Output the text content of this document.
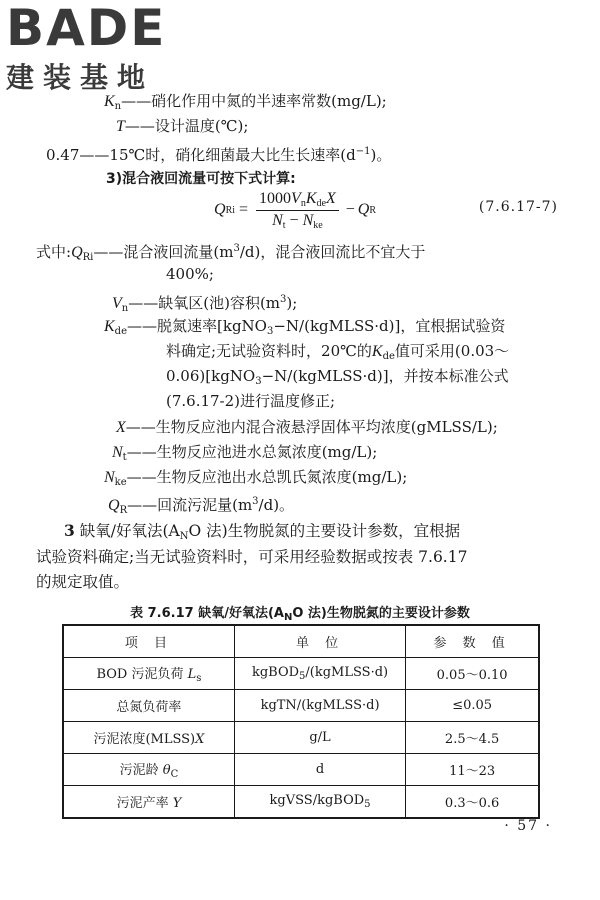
BADE
建装基地
$K_n——$硝化作用中氮的半速率常数(mg/L);
T——设计温度(℃);
0.47——15℃时，硝化细菌最大比生长速率$(d^{-1})$。
3)混合液回流量可按下式计算:
Q $Ri = \frac{1000V_nK_{de}X}{N_t - N_{ke}} - Q$ R	(7.6.17-7)
式中$:Q_{Ri}——$混合液回流量$(m^3/d)$，混合液回流比不宜大于
400%;
$V_n——$缺氧区(池)容积$(m^3)$;
$K_{de}——$脱氮速率[kgNO$_3$−N/(kgMLSS·d)]，宜根据试验资
料确定;无试验资料时，20℃的$K_{de}$值可采用(0.03～
0.06)[kgNO$_3$−N/(kgMLSS·d)]，并按本标准公式
(7.6.17-2)进行温度修正;
X——生物反应池内混合液悬浮固体平均浓度(gMLSS/L);
$N_t——$生物反应池进水总氮浓度(mg/L);
$N_{ke}——$生物反应池出水总凯氏氮浓度(mg/L);
$Q_R——$回流污泥量$(m^3/d)$。
3 缺氧/好氧法($A_NO$ 法)生物脱氮的主要设计参数，宜根据
试验资料确定;当无试验资料时，可采用经验数据或按表 7.6.17
的规定取值。
表 7.6.17 缺氧/好氧法($A_NO$ 法)生物脱氮的主要设计参数
项 目	单 位	参 数 值
BOD 污泥负荷 $L_s$	kgBOD$_5$/(kgMLSS·d)	0.05～0.10
总氮负荷率	kgTN/(kgMLSS·d)	≤0.05
污泥浓度(MLSS)X	g/L	2.5～4.5
污泥龄 $\theta_C$	d	11～23
污泥产率 Y	kgVSS/kgBOD$_5$	0.3～0.6
· 57 ·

────────────────────

* **WRITTEN PROBLEM**
Retype all of the entries exactly as written, leaving out any images.

* **EXERCISE OUTPUT**
Output the text content of this document.
BADE
建装基地
$K_n——$硝化作用中氮的半速率常数(mg/L);
T——设计温度(℃);
0.47——15℃时，硝化细菌最大比生长速率$(d^{-1})$。
3)混合液回流量可按下式计算:
Q $Ri = \frac{1000V_nK_{de}X}{N_t - N_{ke}} - Q$ R	(7.6.17-7)
式中$:Q_{Ri}——$混合液回流量$(m^3/d)$，混合液回流比不宜大于
400%;
$V_n——$缺氧区(池)容积$(m^3)$;
$K_{de}——$脱氮速率[kgNO$_3$−N/(kgMLSS·d)]，宜根据试验资
料确定;无试验资料时，20℃的$K_{de}$值可采用(0.03～
0.06)[kgNO$_3$−N/(kgMLSS·d)]，并按本标准公式
(7.6.17-2)进行温度修正;
X——生物反应池内混合液悬浮固体平均浓度(gMLSS/L);
$N_t——$生物反应池进水总氮浓度(mg/L);
$N_{ke}——$生物反应池出水总凯氏氮浓度(mg/L);
$Q_R——$回流污泥量$(m^3/d)$。
3 缺氧/好氧法($A_NO$ 法)生物脱氮的主要设计参数，宜根据
试验资料确定;当无试验资料时，可采用经验数据或按表 7.6.17
的规定取值。
表 7.6.17 缺氧/好氧法($A_NO$ 法)生物脱氮的主要设计参数
项 目	单 位	参 数 值
BOD 污泥负荷 $L_s$	kgBOD$_5$/(kgMLSS·d)	0.05～0.10
总氮负荷率	kgTN/(kgMLSS·d)	≤0.05
污泥浓度(MLSS)X	g/L	2.5～4.5
污泥龄 $\theta_C$	d	11～23
污泥产率 Y	kgVSS/kgBOD$_5$	0.3～0.6
· 57 ·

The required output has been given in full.